**GOAL:**
Go through the entries below and pick out every line with "como".

— start —

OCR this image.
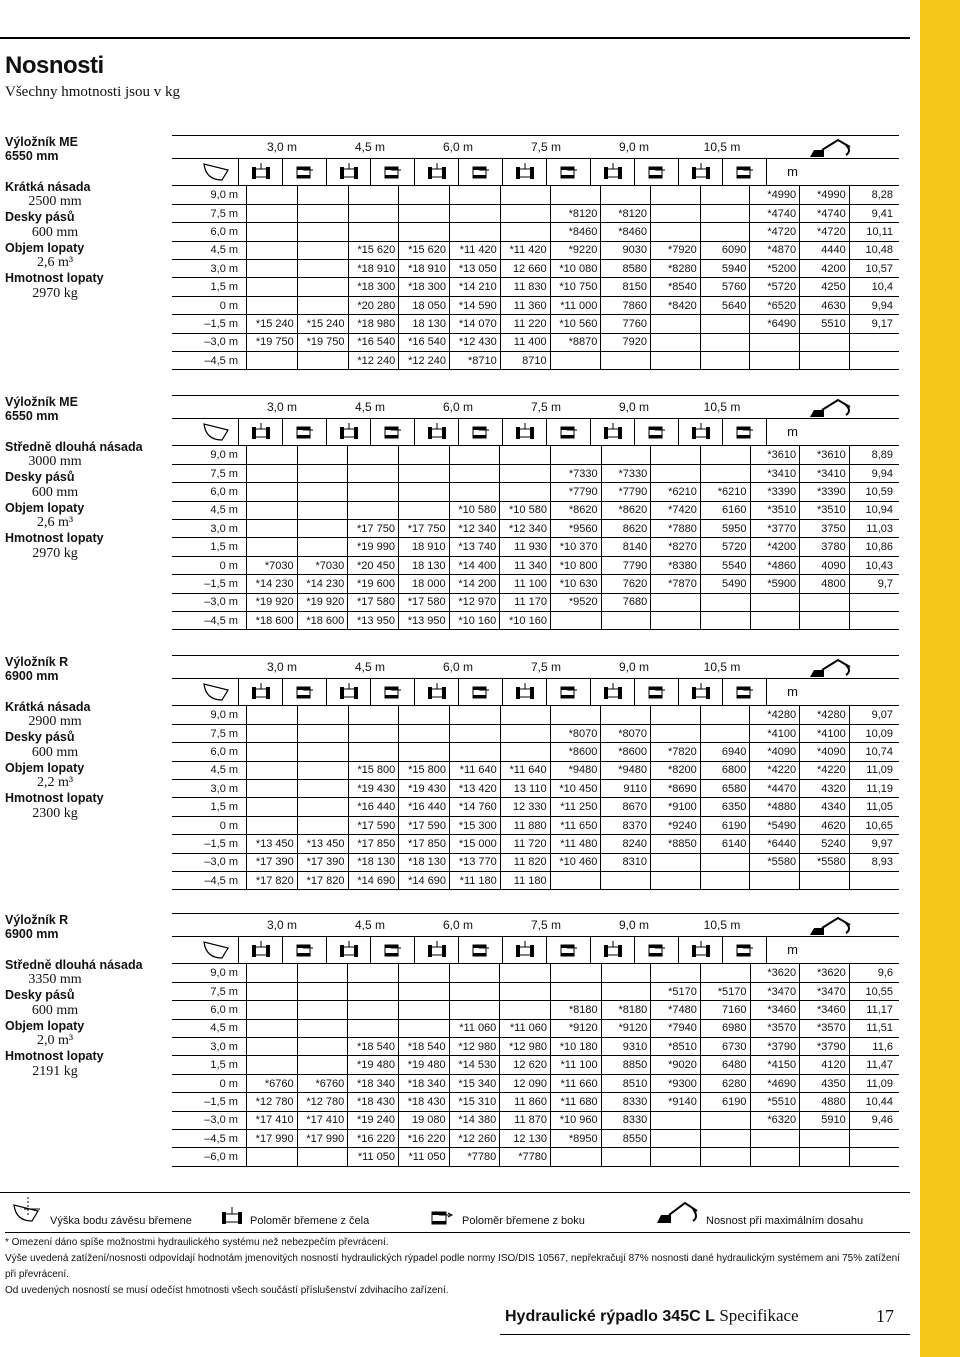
Nosnosti
Všechny hmotnosti jsou v kg
Výložník ME
6550 mm
Krátká násada
2500 mm
Desky pásů
600 mm
Objem lopaty
2,6 m³
Hmotnost lopaty
2970 kg
3,0 m	4,5 m	6,0 m	7,5 m	9,0 m	10,5 m
m
9,0 m											*4990	*4990	8,28
7,5 m							*8120	*8120			*4740	*4740	9,41
6,0 m							*8460	*8460			*4720	*4720	10,11
4,5 m			*15 620	*15 620	*11 420	*11 420	*9220	9030	*7920	6090	*4870	4440	10,48
3,0 m			*18 910	*18 910	*13 050	12 660	*10 080	8580	*8280	5940	*5200	4200	10,57
1,5 m			*18 300	*18 300	*14 210	11 830	*10 750	8150	*8540	5760	*5720	4250	10,4
0 m			*20 280	18 050	*14 590	11 360	*11 000	7860	*8420	5640	*6520	4630	9,94
–1,5 m	*15 240	*15 240	*18 980	18 130	*14 070	11 220	*10 560	7760			*6490	5510	9,17
–3,0 m	*19 750	*19 750	*16 540	*16 540	*12 430	11 400	*8870	7920					
–4,5 m			*12 240	*12 240	*8710	8710							
Výložník ME
6550 mm
Středně dlouhá násada
3000 mm
Desky pásů
600 mm
Objem lopaty
2,6 m³
Hmotnost lopaty
2970 kg
3,0 m	4,5 m	6,0 m	7,5 m	9,0 m	10,5 m
m
9,0 m											*3610	*3610	8,89
7,5 m							*7330	*7330			*3410	*3410	9,94
6,0 m							*7790	*7790	*6210	*6210	*3390	*3390	10,59
4,5 m					*10 580	*10 580	*8620	*8620	*7420	6160	*3510	*3510	10,94
3,0 m			*17 750	*17 750	*12 340	*12 340	*9560	8620	*7880	5950	*3770	3750	11,03
1,5 m			*19 990	18 910	*13 740	11 930	*10 370	8140	*8270	5720	*4200	3780	10,86
0 m	*7030	*7030	*20 450	18 130	*14 400	11 340	*10 800	7790	*8380	5540	*4860	4090	10,43
–1,5 m	*14 230	*14 230	*19 600	18 000	*14 200	11 100	*10 630	7620	*7870	5490	*5900	4800	9,7
–3,0 m	*19 920	*19 920	*17 580	*17 580	*12 970	11 170	*9520	7680					
–4,5 m	*18 600	*18 600	*13 950	*13 950	*10 160	*10 160							
Výložník R
6900 mm
Krátká násada
2900 mm
Desky pásů
600 mm
Objem lopaty
2,2 m³
Hmotnost lopaty
2300 kg
3,0 m	4,5 m	6,0 m	7,5 m	9,0 m	10,5 m
m
9,0 m											*4280	*4280	9,07
7,5 m							*8070	*8070			*4100	*4100	10,09
6,0 m							*8600	*8600	*7820	6940	*4090	*4090	10,74
4,5 m			*15 800	*15 800	*11 640	*11 640	*9480	*9480	*8200	6800	*4220	*4220	11,09
3,0 m			*19 430	*19 430	*13 420	13 110	*10 450	9110	*8690	6580	*4470	4320	11,19
1,5 m			*16 440	*16 440	*14 760	12 330	*11 250	8670	*9100	6350	*4880	4340	11,05
0 m			*17 590	*17 590	*15 300	11 880	*11 650	8370	*9240	6190	*5490	4620	10,65
–1,5 m	*13 450	*13 450	*17 850	*17 850	*15 000	11 720	*11 480	8240	*8850	6140	*6440	5240	9,97
–3,0 m	*17 390	*17 390	*18 130	*18 130	*13 770	11 820	*10 460	8310			*5580	*5580	8,93
–4,5 m	*17 820	*17 820	*14 690	*14 690	*11 180	11 180							
Výložník R
6900 mm
Středně dlouhá násada
3350 mm
Desky pásů
600 mm
Objem lopaty
2,0 m³
Hmotnost lopaty
2191 kg
3,0 m	4,5 m	6,0 m	7,5 m	9,0 m	10,5 m
m
9,0 m											*3620	*3620	9,6
7,5 m									*5170	*5170	*3470	*3470	10,55
6,0 m							*8180	*8180	*7480	7160	*3460	*3460	11,17
4,5 m					*11 060	*11 060	*9120	*9120	*7940	6980	*3570	*3570	11,51
3,0 m			*18 540	*18 540	*12 980	*12 980	*10 180	9310	*8510	6730	*3790	*3790	11,6
1,5 m			*19 480	*19 480	*14 530	12 620	*11 100	8850	*9020	6480	*4150	4120	11,47
0 m	*6760	*6760	*18 340	*18 340	*15 340	12 090	*11 660	8510	*9300	6280	*4690	4350	11,09
–1,5 m	*12 780	*12 780	*18 430	*18 430	*15 310	11 860	*11 680	8330	*9140	6190	*5510	4880	10,44
–3,0 m	*17 410	*17 410	*19 240	19 080	*14 380	11 870	*10 960	8330			*6320	5910	9,46
–4,5 m	*17 990	*17 990	*16 220	*16 220	*12 260	12 130	*8950	8550					
–6,0 m			*11 050	*11 050	*7780	*7780							
Výška bodu závěsu břemene	Poloměr břemene z čela	Poloměr břemene z boku	Nosnost při maximálním dosahu
* Omezení dáno spíše možnostmi hydraulického systému než nebezpečím převrácení.
Výše uvedená zatížení/nosnosti odpovídají hodnotám jmenovitých nosností hydraulických rýpadel podle normy ISO/DIS 10567, nepřekračují 87% nosnosti dané hydraulickým systémem ani 75% zatížení při převrácení.
Od uvedených nosností se musí odečíst hmotnosti všech součástí příslušenství zdvihacího zařízení.
Hydraulické rýpadlo 345C L Specifikace	17
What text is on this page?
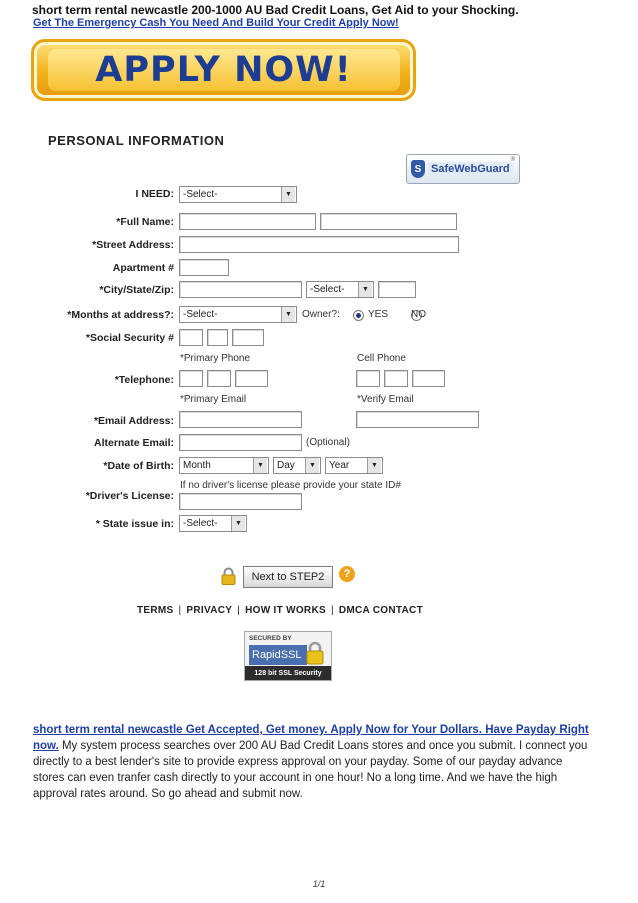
short term rental newcastle 200-1000 AU Bad Credit Loans, Get Aid to your Shocking.
Get The Emergency Cash You Need And Build Your Credit Apply Now!
APPLY NOW!
PERSONAL INFORMATION
S SafeWebGuard
®
I NEED: -Select-	▼
*Full Name:
*Street Address:
Apartment #
*City/State/Zip:	-Select-	▼
*Months at address?: -Select-	▼	Owner?:
	YES NO
*Social Security #
*Primary Phone	Cell Phone
*Telephone:
*Primary Email	*Verify Email
*Email Address:
Alternate Email:	(Optional)
*Date of Birth: Month	▼	Day	▼	Year	▼
If no driver's license please provide your state ID#
*Driver's License:
* State issue in: -Select-	▼
Next to STEP2	?
TERMS | PRIVACY | HOW IT WORKS | DMCA CONTACT
SECURED BY
RapidSSL
128 bit SSL Security
short term rental newcastle Get Accepted, Get money. Apply Now for Your Dollars. Have Payday Right now. My system process searches over 200 AU Bad Credit Loans stores and once you submit. I connect you directly to a best lender's site to provide express approval on your payday. Some of our payday advance stores can even tranfer cash directly to your account in one hour! No a long time. And we have the high approval rates around. So go ahead and submit now.
1/1
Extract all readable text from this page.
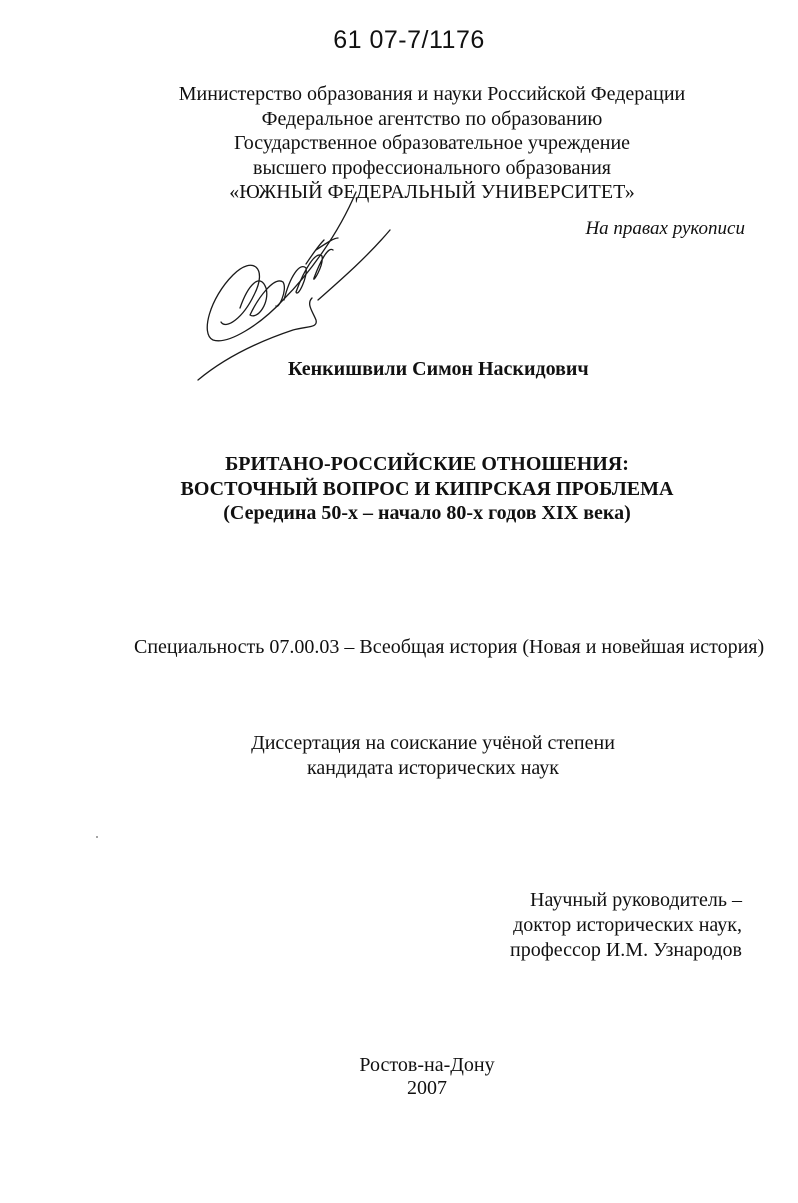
61 07-7/1176
Министерство образования и науки Российской Федерации
Федеральное агентство по образованию
Государственное образовательное учреждение
высшего профессионального образования
«ЮЖНЫЙ ФЕДЕРАЛЬНЫЙ УНИВЕРСИТЕТ»
На правах рукописи
Кенкишвили Симон Наскидович
БРИТАНО-РОССИЙСКИЕ ОТНОШЕНИЯ:
ВОСТОЧНЫЙ ВОПРОС И КИПРСКАЯ ПРОБЛЕМА
(Середина 50-х – начало 80-х годов XIX века)
Специальность 07.00.03 – Всеобщая история (Новая и новейшая история)
Диссертация на соискание учёной степени
кандидата исторических наук
Научный руководитель –
доктор исторических наук,
профессор И.М. Узнародов
Ростов-на-Дону
2007
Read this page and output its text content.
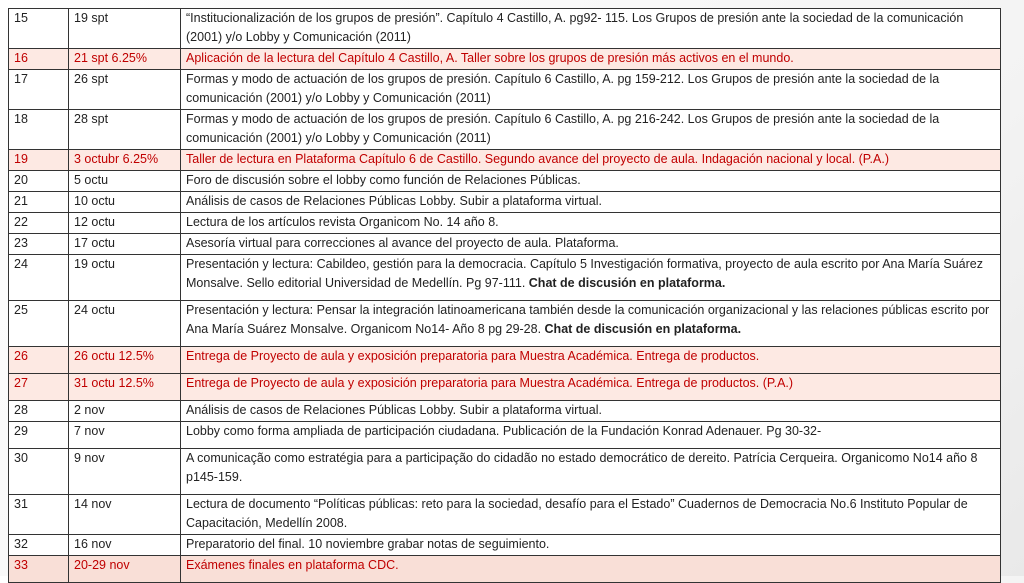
15	19 spt	“Institucionalización de los grupos de presión”. Capítulo 4 Castillo, A. pg92- 115. Los Grupos de presión ante la sociedad de la comunicación (2001) y/o Lobby y Comunicación (2011)
16	21 spt 6.25%	Aplicación de la lectura del Capítulo 4 Castillo, A. Taller sobre los grupos de presión más activos en el mundo.
17	26 spt	Formas y modo de actuación de los grupos de presión. Capítulo 6 Castillo, A. pg 159-212. Los Grupos de presión ante la sociedad de la comunicación (2001) y/o Lobby y Comunicación (2011)
18	28 spt	Formas y modo de actuación de los grupos de presión. Capítulo 6 Castillo, A. pg 216-242. Los Grupos de presión ante la sociedad de la comunicación (2001) y/o Lobby y Comunicación (2011)
19	3 octubr 6.25%	Taller de lectura en Plataforma Capítulo 6 de Castillo. Segundo avance del proyecto de aula. Indagación nacional y local. (P.A.)
20	5 octu	Foro de discusión sobre el lobby como función de Relaciones Públicas.
21	10 octu	Análisis de casos de Relaciones Públicas Lobby. Subir a plataforma virtual.
22	12 octu	Lectura de los artículos revista Organicom No. 14 año 8.
23	17 octu	Asesoría virtual para correcciones al avance del proyecto de aula. Plataforma.
24	19 octu	Presentación y lectura: Cabildeo, gestión para la democracia. Capítulo 5 Investigación formativa, proyecto de aula escrito por Ana María Suárez Monsalve. Sello editorial Universidad de Medellín. Pg 97-111. Chat de discusión en plataforma.
25	24 octu	Presentación y lectura: Pensar la integración latinoamericana también desde la comunicación organizacional y las relaciones públicas escrito por Ana María Suárez Monsalve. Organicom No14- Año 8 pg 29-28. Chat de discusión en plataforma.
26	26 octu 12.5%	Entrega de Proyecto de aula y exposición preparatoria para Muestra Académica. Entrega de productos.
27	31 octu 12.5%	Entrega de Proyecto de aula y exposición preparatoria para Muestra Académica. Entrega de productos. (P.A.)
28	2 nov	Análisis de casos de Relaciones Públicas Lobby. Subir a plataforma virtual.
29	7 nov	Lobby como forma ampliada de participación ciudadana. Publicación de la Fundación Konrad Adenauer. Pg 30-32-
30	9 nov	A comunicação como estratégia para a participação do cidadão no estado democrático de dereito. Patrícia Cerqueira. Organicomo No14 año 8 p145-159.
31	14 nov	Lectura de documento “Políticas públicas: reto para la sociedad, desafío para el Estado” Cuadernos de Democracia No.6 Instituto Popular de Capacitación, Medellín 2008.
32	16 nov	Preparatorio del final. 10 noviembre grabar notas de seguimiento.
33	20-29 nov	Exámenes finales en plataforma CDC.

— end —

**RESULT FOR THIS TASK:**
20	5 octu	Foro de discusión sobre el lobby como función de Relaciones Públicas.
29	7 nov	Lobby como forma ampliada de participación ciudadana. Publicación de la Fundación Konrad Adenauer. Pg 30-32-
30	9 nov	A comunicação como estratégia para a participação do cidadão no estado democrático de dereito. Patrícia Cerqueira. Organicomo No14 año 8 p145-159.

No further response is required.